* begin Extracted records *
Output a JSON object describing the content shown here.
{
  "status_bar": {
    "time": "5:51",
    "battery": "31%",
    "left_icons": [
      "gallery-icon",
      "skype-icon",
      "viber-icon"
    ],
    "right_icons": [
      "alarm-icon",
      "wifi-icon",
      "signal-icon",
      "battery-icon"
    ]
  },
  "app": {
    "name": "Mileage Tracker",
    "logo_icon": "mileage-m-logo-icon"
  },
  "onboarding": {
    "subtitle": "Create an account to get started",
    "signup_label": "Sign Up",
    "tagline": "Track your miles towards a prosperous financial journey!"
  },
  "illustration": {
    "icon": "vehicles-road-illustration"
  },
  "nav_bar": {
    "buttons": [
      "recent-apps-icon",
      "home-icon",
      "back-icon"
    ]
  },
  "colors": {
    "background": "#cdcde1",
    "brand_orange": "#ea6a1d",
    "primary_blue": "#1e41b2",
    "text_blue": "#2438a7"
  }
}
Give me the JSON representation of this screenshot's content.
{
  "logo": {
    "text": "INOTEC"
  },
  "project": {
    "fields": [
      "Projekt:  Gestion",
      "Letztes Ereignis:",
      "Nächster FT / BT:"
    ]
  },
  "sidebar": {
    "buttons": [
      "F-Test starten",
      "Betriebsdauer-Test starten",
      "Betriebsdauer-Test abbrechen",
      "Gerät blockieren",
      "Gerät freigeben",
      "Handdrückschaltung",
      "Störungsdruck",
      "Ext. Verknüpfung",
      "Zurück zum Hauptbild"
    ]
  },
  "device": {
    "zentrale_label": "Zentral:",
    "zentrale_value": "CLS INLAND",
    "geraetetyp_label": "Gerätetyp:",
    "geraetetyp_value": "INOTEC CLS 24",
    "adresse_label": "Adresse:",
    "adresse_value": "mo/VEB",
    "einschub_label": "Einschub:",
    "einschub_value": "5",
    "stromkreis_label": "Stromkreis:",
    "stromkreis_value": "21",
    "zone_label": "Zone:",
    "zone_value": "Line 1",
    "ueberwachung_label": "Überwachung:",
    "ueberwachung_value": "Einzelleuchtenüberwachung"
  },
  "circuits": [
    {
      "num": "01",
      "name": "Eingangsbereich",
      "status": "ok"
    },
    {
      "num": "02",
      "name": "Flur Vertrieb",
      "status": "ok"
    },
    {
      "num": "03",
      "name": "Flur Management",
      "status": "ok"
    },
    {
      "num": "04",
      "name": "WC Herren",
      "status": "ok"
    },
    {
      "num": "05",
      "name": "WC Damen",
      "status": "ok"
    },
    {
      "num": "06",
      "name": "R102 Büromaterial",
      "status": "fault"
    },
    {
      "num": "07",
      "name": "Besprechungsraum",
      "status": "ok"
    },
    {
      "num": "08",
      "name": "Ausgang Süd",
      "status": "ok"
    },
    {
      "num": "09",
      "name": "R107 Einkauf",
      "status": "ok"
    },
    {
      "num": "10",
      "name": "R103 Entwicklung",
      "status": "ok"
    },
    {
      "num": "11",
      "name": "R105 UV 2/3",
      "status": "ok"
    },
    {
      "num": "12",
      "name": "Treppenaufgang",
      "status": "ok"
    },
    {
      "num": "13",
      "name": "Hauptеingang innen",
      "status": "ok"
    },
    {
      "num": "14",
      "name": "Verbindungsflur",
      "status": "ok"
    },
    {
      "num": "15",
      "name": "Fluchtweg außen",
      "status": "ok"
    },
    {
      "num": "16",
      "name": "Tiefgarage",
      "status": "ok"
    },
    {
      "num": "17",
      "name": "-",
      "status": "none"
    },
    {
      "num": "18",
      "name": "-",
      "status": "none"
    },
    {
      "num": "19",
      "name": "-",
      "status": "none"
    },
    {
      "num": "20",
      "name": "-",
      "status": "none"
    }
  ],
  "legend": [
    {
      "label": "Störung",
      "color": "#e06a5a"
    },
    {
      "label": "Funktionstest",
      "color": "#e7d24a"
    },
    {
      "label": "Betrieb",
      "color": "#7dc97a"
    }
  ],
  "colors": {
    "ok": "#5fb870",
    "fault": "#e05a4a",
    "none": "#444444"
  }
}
* end Extracted records *
Transcribe the full listing above without leaving anything out.

Output a JSON object describing the content shown here.
{
  "status_bar": {
    "time": "5:51",
    "battery": "31%",
    "left_icons": [
      "gallery-icon",
      "skype-icon",
      "viber-icon"
    ],
    "right_icons": [
      "alarm-icon",
      "wifi-icon",
      "signal-icon",
      "battery-icon"
    ]
  },
  "app": {
    "name": "Mileage Tracker",
    "logo_icon": "mileage-m-logo-icon"
  },
  "onboarding": {
    "subtitle": "Create an account to get started",
    "signup_label": "Sign Up",
    "tagline": "Track your miles towards a prosperous financial journey!"
  },
  "illustration": {
    "icon": "vehicles-road-illustration"
  },
  "nav_bar": {
    "buttons": [
      "recent-apps-icon",
      "home-icon",
      "back-icon"
    ]
  },
  "colors": {
    "background": "#cdcde1",
    "brand_orange": "#ea6a1d",
    "primary_blue": "#1e41b2",
    "text_blue": "#2438a7"
  }
}
Give me the JSON representation of this screenshot's content.
{
  "logo": {
    "text": "INOTEC"
  },
  "project": {
    "fields": [
      "Projekt:  Gestion",
      "Letztes Ereignis:",
      "Nächster FT / BT:"
    ]
  },
  "sidebar": {
    "buttons": [
      "F-Test starten",
      "Betriebsdauer-Test starten",
      "Betriebsdauer-Test abbrechen",
      "Gerät blockieren",
      "Gerät freigeben",
      "Handdrückschaltung",
      "Störungsdruck",
      "Ext. Verknüpfung",
      "Zurück zum Hauptbild"
    ]
  },
  "device": {
    "zentrale_label": "Zentral:",
    "zentrale_value": "CLS INLAND",
    "geraetetyp_label": "Gerätetyp:",
    "geraetetyp_value": "INOTEC CLS 24",
    "adresse_label": "Adresse:",
    "adresse_value": "mo/VEB",
    "einschub_label": "Einschub:",
    "einschub_value": "5",
    "stromkreis_label": "Stromkreis:",
    "stromkreis_value": "21",
    "zone_label": "Zone:",
    "zone_value": "Line 1",
    "ueberwachung_label": "Überwachung:",
    "ueberwachung_value": "Einzelleuchtenüberwachung"
  },
  "circuits": [
    {
      "num": "01",
      "name": "Eingangsbereich",
      "status": "ok"
    },
    {
      "num": "02",
      "name": "Flur Vertrieb",
      "status": "ok"
    },
    {
      "num": "03",
      "name": "Flur Management",
      "status": "ok"
    },
    {
      "num": "04",
      "name": "WC Herren",
      "status": "ok"
    },
    {
      "num": "05",
      "name": "WC Damen",
      "status": "ok"
    },
    {
      "num": "06",
      "name": "R102 Büromaterial",
      "status": "fault"
    },
    {
      "num": "07",
      "name": "Besprechungsraum",
      "status": "ok"
    },
    {
      "num": "08",
      "name": "Ausgang Süd",
      "status": "ok"
    },
    {
      "num": "09",
      "name": "R107 Einkauf",
      "status": "ok"
    },
    {
      "num": "10",
      "name": "R103 Entwicklung",
      "status": "ok"
    },
    {
      "num": "11",
      "name": "R105 UV 2/3",
      "status": "ok"
    },
    {
      "num": "12",
      "name": "Treppenaufgang",
      "status": "ok"
    },
    {
      "num": "13",
      "name": "Hauptеingang innen",
      "status": "ok"
    },
    {
      "num": "14",
      "name": "Verbindungsflur",
      "status": "ok"
    },
    {
      "num": "15",
      "name": "Fluchtweg außen",
      "status": "ok"
    },
    {
      "num": "16",
      "name": "Tiefgarage",
      "status": "ok"
    },
    {
      "num": "17",
      "name": "-",
      "status": "none"
    },
    {
      "num": "18",
      "name": "-",
      "status": "none"
    },
    {
      "num": "19",
      "name": "-",
      "status": "none"
    },
    {
      "num": "20",
      "name": "-",
      "status": "none"
    }
  ],
  "legend": [
    {
      "label": "Störung",
      "color": "#e06a5a"
    },
    {
      "label": "Funktionstest",
      "color": "#e7d24a"
    },
    {
      "label": "Betrieb",
      "color": "#7dc97a"
    }
  ],
  "colors": {
    "ok": "#5fb870",
    "fault": "#e05a4a",
    "none": "#444444"
  }
}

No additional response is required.